## START Exercise materials

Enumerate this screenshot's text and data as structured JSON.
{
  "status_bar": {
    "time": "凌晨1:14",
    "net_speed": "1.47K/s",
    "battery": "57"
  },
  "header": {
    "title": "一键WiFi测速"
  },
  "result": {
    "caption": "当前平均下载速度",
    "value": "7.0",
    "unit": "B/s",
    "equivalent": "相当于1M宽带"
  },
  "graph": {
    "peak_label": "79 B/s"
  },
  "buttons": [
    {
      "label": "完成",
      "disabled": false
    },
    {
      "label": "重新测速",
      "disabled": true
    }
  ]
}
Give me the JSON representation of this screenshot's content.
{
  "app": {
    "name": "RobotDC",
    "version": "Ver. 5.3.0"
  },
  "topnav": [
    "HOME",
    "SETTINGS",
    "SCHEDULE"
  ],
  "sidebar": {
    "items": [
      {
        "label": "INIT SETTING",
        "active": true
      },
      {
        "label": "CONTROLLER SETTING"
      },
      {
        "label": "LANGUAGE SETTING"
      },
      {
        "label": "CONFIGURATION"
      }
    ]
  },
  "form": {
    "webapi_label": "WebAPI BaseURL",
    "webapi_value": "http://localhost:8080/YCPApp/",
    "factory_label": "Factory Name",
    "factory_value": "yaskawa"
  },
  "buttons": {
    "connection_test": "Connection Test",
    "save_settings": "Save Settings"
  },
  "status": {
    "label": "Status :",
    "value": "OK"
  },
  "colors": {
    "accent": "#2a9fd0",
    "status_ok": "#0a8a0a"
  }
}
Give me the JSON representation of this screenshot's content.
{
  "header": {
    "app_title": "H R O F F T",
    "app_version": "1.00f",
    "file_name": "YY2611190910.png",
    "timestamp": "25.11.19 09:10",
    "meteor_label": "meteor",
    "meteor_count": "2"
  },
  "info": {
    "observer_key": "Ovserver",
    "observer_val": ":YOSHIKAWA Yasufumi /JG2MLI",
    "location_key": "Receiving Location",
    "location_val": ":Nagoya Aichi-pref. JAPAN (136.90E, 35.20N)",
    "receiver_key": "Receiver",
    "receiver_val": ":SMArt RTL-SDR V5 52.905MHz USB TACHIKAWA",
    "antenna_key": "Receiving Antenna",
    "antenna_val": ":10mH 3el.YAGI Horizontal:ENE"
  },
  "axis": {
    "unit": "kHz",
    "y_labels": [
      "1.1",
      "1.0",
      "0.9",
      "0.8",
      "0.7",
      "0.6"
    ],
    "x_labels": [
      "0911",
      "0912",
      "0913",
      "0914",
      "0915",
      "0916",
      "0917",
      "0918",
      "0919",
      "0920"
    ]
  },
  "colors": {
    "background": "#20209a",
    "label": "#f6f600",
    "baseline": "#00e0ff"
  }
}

## END Exercise materials

◆ **What the exercise asks**:
Reproduce the full set of records precisely.

◆ **Answer below**:
Enumerate this screenshot's text and data as structured JSON.
{
  "status_bar": {
    "time": "凌晨1:14",
    "net_speed": "1.47K/s",
    "battery": "57"
  },
  "header": {
    "title": "一键WiFi测速"
  },
  "result": {
    "caption": "当前平均下载速度",
    "value": "7.0",
    "unit": "B/s",
    "equivalent": "相当于1M宽带"
  },
  "graph": {
    "peak_label": "79 B/s"
  },
  "buttons": [
    {
      "label": "完成",
      "disabled": false
    },
    {
      "label": "重新测速",
      "disabled": true
    }
  ]
}
Give me the JSON representation of this screenshot's content.
{
  "app": {
    "name": "RobotDC",
    "version": "Ver. 5.3.0"
  },
  "topnav": [
    "HOME",
    "SETTINGS",
    "SCHEDULE"
  ],
  "sidebar": {
    "items": [
      {
        "label": "INIT SETTING",
        "active": true
      },
      {
        "label": "CONTROLLER SETTING"
      },
      {
        "label": "LANGUAGE SETTING"
      },
      {
        "label": "CONFIGURATION"
      }
    ]
  },
  "form": {
    "webapi_label": "WebAPI BaseURL",
    "webapi_value": "http://localhost:8080/YCPApp/",
    "factory_label": "Factory Name",
    "factory_value": "yaskawa"
  },
  "buttons": {
    "connection_test": "Connection Test",
    "save_settings": "Save Settings"
  },
  "status": {
    "label": "Status :",
    "value": "OK"
  },
  "colors": {
    "accent": "#2a9fd0",
    "status_ok": "#0a8a0a"
  }
}
Give me the JSON representation of this screenshot's content.
{
  "header": {
    "app_title": "H R O F F T",
    "app_version": "1.00f",
    "file_name": "YY2611190910.png",
    "timestamp": "25.11.19 09:10",
    "meteor_label": "meteor",
    "meteor_count": "2"
  },
  "info": {
    "observer_key": "Ovserver",
    "observer_val": ":YOSHIKAWA Yasufumi /JG2MLI",
    "location_key": "Receiving Location",
    "location_val": ":Nagoya Aichi-pref. JAPAN (136.90E, 35.20N)",
    "receiver_key": "Receiver",
    "receiver_val": ":SMArt RTL-SDR V5 52.905MHz USB TACHIKAWA",
    "antenna_key": "Receiving Antenna",
    "antenna_val": ":10mH 3el.YAGI Horizontal:ENE"
  },
  "axis": {
    "unit": "kHz",
    "y_labels": [
      "1.1",
      "1.0",
      "0.9",
      "0.8",
      "0.7",
      "0.6"
    ],
    "x_labels": [
      "0911",
      "0912",
      "0913",
      "0914",
      "0915",
      "0916",
      "0917",
      "0918",
      "0919",
      "0920"
    ]
  },
  "colors": {
    "background": "#20209a",
    "label": "#f6f600",
    "baseline": "#00e0ff"
  }
}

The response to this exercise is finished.